Short problem -
Render the material as a Markdown table with the columns Number and Entry, starting at its first line and ending at the line that contains "Text: N: N xyxy=(211,132,221,145)". Leave out any blank lines.

Layout annotation records -

○ ○ ○ ○ ○

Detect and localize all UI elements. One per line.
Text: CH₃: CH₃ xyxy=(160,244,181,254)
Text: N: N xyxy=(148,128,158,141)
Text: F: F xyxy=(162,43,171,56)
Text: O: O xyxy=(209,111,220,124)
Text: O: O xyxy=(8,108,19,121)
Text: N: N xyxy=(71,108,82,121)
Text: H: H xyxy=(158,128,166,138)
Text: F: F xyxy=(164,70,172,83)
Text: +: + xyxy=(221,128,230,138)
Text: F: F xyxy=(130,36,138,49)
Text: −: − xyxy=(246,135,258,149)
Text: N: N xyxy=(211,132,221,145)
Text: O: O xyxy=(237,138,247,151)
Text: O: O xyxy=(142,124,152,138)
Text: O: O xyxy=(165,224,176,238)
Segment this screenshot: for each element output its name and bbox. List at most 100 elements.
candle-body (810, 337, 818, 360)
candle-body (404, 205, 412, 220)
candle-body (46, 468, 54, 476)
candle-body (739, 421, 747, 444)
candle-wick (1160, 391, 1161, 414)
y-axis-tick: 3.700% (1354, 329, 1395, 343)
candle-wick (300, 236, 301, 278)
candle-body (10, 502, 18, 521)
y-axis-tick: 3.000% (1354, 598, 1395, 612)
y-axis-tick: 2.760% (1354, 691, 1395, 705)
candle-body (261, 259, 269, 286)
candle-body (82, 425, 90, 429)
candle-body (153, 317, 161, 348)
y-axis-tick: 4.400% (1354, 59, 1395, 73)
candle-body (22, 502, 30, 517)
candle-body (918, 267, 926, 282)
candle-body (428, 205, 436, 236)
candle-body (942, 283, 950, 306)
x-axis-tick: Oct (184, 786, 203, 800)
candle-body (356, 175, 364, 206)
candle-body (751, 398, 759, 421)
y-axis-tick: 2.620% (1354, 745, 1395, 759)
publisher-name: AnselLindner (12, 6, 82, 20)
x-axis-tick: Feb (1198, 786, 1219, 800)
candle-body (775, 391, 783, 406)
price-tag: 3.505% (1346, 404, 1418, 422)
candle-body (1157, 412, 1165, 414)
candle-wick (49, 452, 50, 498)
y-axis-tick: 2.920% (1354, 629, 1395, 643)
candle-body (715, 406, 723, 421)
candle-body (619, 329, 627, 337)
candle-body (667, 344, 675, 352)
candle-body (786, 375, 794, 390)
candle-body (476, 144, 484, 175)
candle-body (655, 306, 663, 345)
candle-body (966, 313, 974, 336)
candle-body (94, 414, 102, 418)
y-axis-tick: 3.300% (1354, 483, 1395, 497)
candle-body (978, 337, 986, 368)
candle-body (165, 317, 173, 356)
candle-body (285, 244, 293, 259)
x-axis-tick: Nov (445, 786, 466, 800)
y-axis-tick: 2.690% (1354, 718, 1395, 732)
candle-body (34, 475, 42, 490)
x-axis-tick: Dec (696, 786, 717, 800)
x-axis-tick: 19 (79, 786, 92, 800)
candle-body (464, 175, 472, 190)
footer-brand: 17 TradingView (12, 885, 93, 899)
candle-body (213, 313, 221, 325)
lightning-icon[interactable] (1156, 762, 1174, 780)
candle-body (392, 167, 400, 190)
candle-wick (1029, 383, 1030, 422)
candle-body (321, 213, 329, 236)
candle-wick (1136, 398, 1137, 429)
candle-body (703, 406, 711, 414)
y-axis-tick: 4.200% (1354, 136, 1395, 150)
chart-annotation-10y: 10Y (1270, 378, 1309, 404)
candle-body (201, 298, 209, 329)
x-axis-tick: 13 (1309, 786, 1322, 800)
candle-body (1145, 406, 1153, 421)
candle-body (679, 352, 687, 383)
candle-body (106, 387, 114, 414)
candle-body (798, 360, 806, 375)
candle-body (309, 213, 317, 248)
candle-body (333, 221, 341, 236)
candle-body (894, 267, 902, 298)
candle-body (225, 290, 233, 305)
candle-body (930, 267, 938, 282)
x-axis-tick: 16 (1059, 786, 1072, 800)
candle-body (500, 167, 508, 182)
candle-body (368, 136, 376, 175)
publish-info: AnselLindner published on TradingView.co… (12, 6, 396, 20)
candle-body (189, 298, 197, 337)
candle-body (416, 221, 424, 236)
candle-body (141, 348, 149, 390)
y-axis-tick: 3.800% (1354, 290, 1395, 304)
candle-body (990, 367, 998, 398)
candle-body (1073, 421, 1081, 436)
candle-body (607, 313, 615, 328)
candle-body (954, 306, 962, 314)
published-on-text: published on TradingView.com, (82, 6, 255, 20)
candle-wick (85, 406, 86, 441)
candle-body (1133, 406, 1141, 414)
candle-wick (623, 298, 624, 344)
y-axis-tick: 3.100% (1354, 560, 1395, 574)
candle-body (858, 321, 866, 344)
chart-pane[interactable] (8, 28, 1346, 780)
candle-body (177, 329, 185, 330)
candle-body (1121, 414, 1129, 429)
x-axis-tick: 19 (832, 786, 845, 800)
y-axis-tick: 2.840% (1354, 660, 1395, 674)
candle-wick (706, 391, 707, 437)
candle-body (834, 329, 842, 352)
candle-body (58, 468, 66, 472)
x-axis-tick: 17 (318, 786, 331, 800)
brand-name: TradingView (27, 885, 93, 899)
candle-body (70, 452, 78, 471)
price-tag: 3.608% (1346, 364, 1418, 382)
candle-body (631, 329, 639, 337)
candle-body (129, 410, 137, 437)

○ ○ ○ ○ ○

Exercise output -
| Number | Entry |
|---|---|
| 1 | Detect and localize all UI elements. One per line. |
| 2 | Text: CH₃: CH₃ xyxy=(160,244,181,254) |
| 3 | Text: N: N xyxy=(148,128,158,141) |
| 4 | Text: F: F xyxy=(162,43,171,56) |
| 5 | Text: O: O xyxy=(209,111,220,124) |
| 6 | Text: O: O xyxy=(8,108,19,121) |
| 7 | Text: N: N xyxy=(71,108,82,121) |
| 8 | Text: H: H xyxy=(158,128,166,138) |
| 9 | Text: F: F xyxy=(164,70,172,83) |
| 10 | Text: +: + xyxy=(221,128,230,138) |
| 11 | Text: F: F xyxy=(130,36,138,49) |
| 12 | Text: −: − xyxy=(246,135,258,149) |
| 13 | Text: N: N xyxy=(211,132,221,145) |